(Excerpt from a dataset)

— Start —

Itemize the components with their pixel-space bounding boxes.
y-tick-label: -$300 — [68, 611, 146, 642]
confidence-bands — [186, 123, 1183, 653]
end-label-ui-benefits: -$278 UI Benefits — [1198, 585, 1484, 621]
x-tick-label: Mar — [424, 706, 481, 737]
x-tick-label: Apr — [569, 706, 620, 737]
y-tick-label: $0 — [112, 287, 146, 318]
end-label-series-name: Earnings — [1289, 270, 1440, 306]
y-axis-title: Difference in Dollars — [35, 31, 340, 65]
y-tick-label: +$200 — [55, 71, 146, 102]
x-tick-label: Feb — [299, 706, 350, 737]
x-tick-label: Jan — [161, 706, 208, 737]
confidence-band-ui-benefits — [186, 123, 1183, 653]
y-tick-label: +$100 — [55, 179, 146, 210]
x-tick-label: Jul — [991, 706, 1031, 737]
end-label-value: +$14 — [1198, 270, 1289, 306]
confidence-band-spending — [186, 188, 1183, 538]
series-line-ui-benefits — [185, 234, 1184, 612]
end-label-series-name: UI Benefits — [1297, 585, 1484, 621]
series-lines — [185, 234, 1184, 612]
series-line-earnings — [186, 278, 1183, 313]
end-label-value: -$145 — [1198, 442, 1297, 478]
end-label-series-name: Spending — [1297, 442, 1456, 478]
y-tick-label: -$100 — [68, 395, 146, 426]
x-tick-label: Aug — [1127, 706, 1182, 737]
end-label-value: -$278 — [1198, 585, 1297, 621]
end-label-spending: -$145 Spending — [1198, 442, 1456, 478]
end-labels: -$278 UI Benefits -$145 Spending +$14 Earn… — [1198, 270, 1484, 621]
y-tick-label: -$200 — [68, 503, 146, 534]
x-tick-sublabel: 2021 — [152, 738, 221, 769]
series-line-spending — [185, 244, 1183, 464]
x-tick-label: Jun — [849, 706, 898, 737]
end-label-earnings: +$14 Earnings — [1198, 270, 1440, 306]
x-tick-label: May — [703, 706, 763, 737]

— End —

Present every line of the listing above as a numbered list, leaving out any blank lines.

-- Complete output --
1. Itemize the components with their pixel-space bounding boxes.
2. y-tick-label: -$300 — [68, 611, 146, 642]
3. confidence-bands — [186, 123, 1183, 653]
4. end-label-ui-benefits: -$278 UI Benefits — [1198, 585, 1484, 621]
5. x-tick-label: Mar — [424, 706, 481, 737]
6. x-tick-label: Apr — [569, 706, 620, 737]
7. y-tick-label: $0 — [112, 287, 146, 318]
8. end-label-series-name: Earnings — [1289, 270, 1440, 306]
9. y-axis-title: Difference in Dollars — [35, 31, 340, 65]
10. y-tick-label: +$200 — [55, 71, 146, 102]
11. x-tick-label: Feb — [299, 706, 350, 737]
12. x-tick-label: Jan — [161, 706, 208, 737]
13. confidence-band-ui-benefits — [186, 123, 1183, 653]
14. y-tick-label: +$100 — [55, 179, 146, 210]
15. x-tick-label: Jul — [991, 706, 1031, 737]
16. end-label-value: +$14 — [1198, 270, 1289, 306]
17. confidence-band-spending — [186, 188, 1183, 538]
18. series-line-ui-benefits — [185, 234, 1184, 612]
19. end-label-series-name: UI Benefits — [1297, 585, 1484, 621]
20. series-lines — [185, 234, 1184, 612]
21. series-line-earnings — [186, 278, 1183, 313]
22. end-label-value: -$145 — [1198, 442, 1297, 478]
23. end-label-series-name: Spending — [1297, 442, 1456, 478]
24. y-tick-label: -$100 — [68, 395, 146, 426]
25. x-tick-label: Aug — [1127, 706, 1182, 737]
26. end-label-value: -$278 — [1198, 585, 1297, 621]
27. end-label-spending: -$145 Spending — [1198, 442, 1456, 478]
28. end-labels: -$278 UI Benefits -$145 Spending +$14 Earn… — [1198, 270, 1484, 621]
29. y-tick-label: -$200 — [68, 503, 146, 534]
30. x-tick-sublabel: 2021 — [152, 738, 221, 769]
31. series-line-spending — [185, 244, 1183, 464]
32. x-tick-label: Jun — [849, 706, 898, 737]
33. end-label-earnings: +$14 Earnings — [1198, 270, 1440, 306]
34. x-tick-label: May — [703, 706, 763, 737]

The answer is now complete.